_Exercise description:_
Extract each line containing the string "drinks".

★ ★ ★ ★ ★

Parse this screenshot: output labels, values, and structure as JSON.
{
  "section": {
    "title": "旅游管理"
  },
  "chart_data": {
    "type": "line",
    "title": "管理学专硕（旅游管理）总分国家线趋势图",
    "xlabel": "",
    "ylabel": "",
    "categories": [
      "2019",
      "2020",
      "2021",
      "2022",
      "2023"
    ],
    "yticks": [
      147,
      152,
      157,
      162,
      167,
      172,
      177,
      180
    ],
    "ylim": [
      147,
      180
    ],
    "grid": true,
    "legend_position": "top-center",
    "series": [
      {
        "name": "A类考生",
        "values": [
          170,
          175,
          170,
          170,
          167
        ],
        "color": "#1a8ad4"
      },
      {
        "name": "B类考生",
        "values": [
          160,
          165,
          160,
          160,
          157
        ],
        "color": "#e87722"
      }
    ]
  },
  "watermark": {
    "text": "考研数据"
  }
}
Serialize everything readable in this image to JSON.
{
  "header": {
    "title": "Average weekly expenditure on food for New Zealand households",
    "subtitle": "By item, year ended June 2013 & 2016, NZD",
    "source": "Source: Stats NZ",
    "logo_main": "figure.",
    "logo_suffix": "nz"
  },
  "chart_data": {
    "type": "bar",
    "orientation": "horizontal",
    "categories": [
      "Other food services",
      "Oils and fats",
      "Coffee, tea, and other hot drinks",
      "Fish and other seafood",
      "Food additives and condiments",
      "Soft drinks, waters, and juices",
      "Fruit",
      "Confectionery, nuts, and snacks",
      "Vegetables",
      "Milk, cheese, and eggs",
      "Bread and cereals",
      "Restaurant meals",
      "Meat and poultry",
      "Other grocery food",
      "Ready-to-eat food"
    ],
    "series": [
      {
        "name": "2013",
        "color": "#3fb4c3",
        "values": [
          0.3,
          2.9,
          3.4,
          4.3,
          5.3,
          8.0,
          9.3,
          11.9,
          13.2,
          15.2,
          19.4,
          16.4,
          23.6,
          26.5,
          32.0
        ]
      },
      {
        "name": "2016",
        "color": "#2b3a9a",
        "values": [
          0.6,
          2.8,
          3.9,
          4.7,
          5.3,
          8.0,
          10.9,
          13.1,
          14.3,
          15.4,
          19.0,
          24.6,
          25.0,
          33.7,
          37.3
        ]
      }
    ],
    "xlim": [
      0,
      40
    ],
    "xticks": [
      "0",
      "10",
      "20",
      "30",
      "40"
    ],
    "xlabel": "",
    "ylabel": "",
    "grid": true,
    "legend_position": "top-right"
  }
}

★ ★ ★ ★ ★

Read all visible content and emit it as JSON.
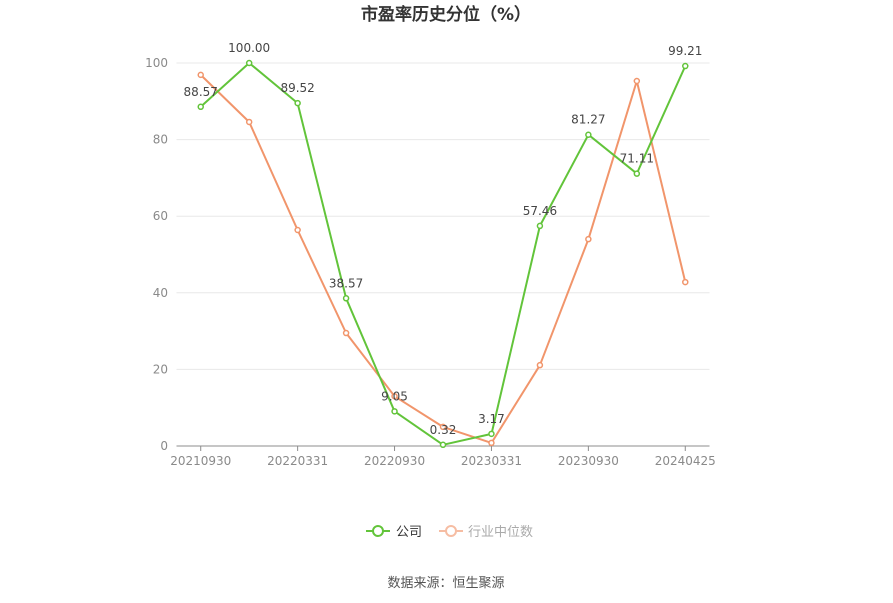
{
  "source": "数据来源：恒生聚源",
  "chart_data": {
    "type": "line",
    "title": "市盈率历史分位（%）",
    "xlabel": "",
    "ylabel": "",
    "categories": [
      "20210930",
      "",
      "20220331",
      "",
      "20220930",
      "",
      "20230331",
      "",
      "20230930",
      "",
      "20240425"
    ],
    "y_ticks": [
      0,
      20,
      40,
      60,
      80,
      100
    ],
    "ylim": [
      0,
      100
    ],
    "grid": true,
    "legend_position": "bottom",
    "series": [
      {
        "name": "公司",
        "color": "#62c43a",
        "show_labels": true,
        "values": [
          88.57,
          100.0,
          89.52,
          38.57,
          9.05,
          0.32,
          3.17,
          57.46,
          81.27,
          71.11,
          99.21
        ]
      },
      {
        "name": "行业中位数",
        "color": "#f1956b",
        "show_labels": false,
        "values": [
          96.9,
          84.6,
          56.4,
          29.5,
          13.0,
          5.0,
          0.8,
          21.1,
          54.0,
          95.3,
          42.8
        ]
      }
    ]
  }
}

★ ★ ★ ★ ★

_Expected answer:_
      "Coffee, tea, and other hot drinks",
      "Soft drinks, waters, and juices",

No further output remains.